Description of the task - Return each entry exactly, with none missing.

Records shown -
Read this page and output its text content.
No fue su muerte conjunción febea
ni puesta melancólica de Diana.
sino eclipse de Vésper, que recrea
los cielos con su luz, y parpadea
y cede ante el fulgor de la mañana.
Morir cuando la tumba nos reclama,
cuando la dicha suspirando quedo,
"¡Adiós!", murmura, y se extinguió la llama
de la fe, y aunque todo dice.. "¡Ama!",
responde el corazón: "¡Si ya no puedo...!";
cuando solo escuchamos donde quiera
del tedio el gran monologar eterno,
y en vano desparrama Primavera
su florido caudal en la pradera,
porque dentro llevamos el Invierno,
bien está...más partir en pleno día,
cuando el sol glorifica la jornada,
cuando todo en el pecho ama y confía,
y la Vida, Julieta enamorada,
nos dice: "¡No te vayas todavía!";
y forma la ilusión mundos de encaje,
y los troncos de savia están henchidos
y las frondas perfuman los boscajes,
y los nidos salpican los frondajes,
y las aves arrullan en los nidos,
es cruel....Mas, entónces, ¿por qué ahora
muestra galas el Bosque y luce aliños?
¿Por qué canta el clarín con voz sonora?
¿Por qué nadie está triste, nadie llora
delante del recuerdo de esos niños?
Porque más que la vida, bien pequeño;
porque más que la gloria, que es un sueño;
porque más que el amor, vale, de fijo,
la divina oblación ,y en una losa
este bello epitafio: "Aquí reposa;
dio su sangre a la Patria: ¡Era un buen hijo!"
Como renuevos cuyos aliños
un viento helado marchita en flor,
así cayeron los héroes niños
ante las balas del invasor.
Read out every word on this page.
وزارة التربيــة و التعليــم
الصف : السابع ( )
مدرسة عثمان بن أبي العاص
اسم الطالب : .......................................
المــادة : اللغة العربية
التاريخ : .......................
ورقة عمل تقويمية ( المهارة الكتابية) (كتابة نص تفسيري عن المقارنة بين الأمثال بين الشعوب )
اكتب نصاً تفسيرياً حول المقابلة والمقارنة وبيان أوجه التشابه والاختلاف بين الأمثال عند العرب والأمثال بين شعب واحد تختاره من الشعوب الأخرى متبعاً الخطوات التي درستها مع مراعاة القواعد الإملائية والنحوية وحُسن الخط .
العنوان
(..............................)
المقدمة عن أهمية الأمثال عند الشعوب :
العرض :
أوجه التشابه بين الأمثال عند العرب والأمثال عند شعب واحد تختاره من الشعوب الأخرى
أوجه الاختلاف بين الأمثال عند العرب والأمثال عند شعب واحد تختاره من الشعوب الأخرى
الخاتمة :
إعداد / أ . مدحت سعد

In response -
Read this page and output its text content.
No fue su muerte conjunción febea
ni puesta melancólica de Diana.
sino eclipse de Vésper, que recrea
los cielos con su luz, y parpadea
y cede ante el fulgor de la mañana.
Morir cuando la tumba nos reclama,
cuando la dicha suspirando quedo,
"¡Adiós!", murmura, y se extinguió la llama
de la fe, y aunque todo dice.. "¡Ama!",
responde el corazón: "¡Si ya no puedo...!";
cuando solo escuchamos donde quiera
del tedio el gran monologar eterno,
y en vano desparrama Primavera
su florido caudal en la pradera,
porque dentro llevamos el Invierno,
bien está...más partir en pleno día,
cuando el sol glorifica la jornada,
cuando todo en el pecho ama y confía,
y la Vida, Julieta enamorada,
nos dice: "¡No te vayas todavía!";
y forma la ilusión mundos de encaje,
y los troncos de savia están henchidos
y las frondas perfuman los boscajes,
y los nidos salpican los frondajes,
y las aves arrullan en los nidos,
es cruel....Mas, entónces, ¿por qué ahora
muestra galas el Bosque y luce aliños?
¿Por qué canta el clarín con voz sonora?
¿Por qué nadie está triste, nadie llora
delante del recuerdo de esos niños?
Porque más que la vida, bien pequeño;
porque más que la gloria, que es un sueño;
porque más que el amor, vale, de fijo,
la divina oblación ,y en una losa
este bello epitafio: "Aquí reposa;
dio su sangre a la Patria: ¡Era un buen hijo!"
Como renuevos cuyos aliños
un viento helado marchita en flor,
así cayeron los héroes niños
ante las balas del invasor.
Read out every word on this page.
وزارة التربيــة و التعليــم
الصف : السابع ( )
مدرسة عثمان بن أبي العاص
اسم الطالب : .......................................
المــادة : اللغة العربية
التاريخ : .......................
ورقة عمل تقويمية ( المهارة الكتابية) (كتابة نص تفسيري عن المقارنة بين الأمثال بين الشعوب )
اكتب نصاً تفسيرياً حول المقابلة والمقارنة وبيان أوجه التشابه والاختلاف بين الأمثال عند العرب والأمثال بين شعب واحد تختاره من الشعوب الأخرى متبعاً الخطوات التي درستها مع مراعاة القواعد الإملائية والنحوية وحُسن الخط .
العنوان
(..............................)
المقدمة عن أهمية الأمثال عند الشعوب :
العرض :
أوجه التشابه بين الأمثال عند العرب والأمثال عند شعب واحد تختاره من الشعوب الأخرى
أوجه الاختلاف بين الأمثال عند العرب والأمثال عند شعب واحد تختاره من الشعوب الأخرى
الخاتمة :
إعداد / أ . مدحت سعد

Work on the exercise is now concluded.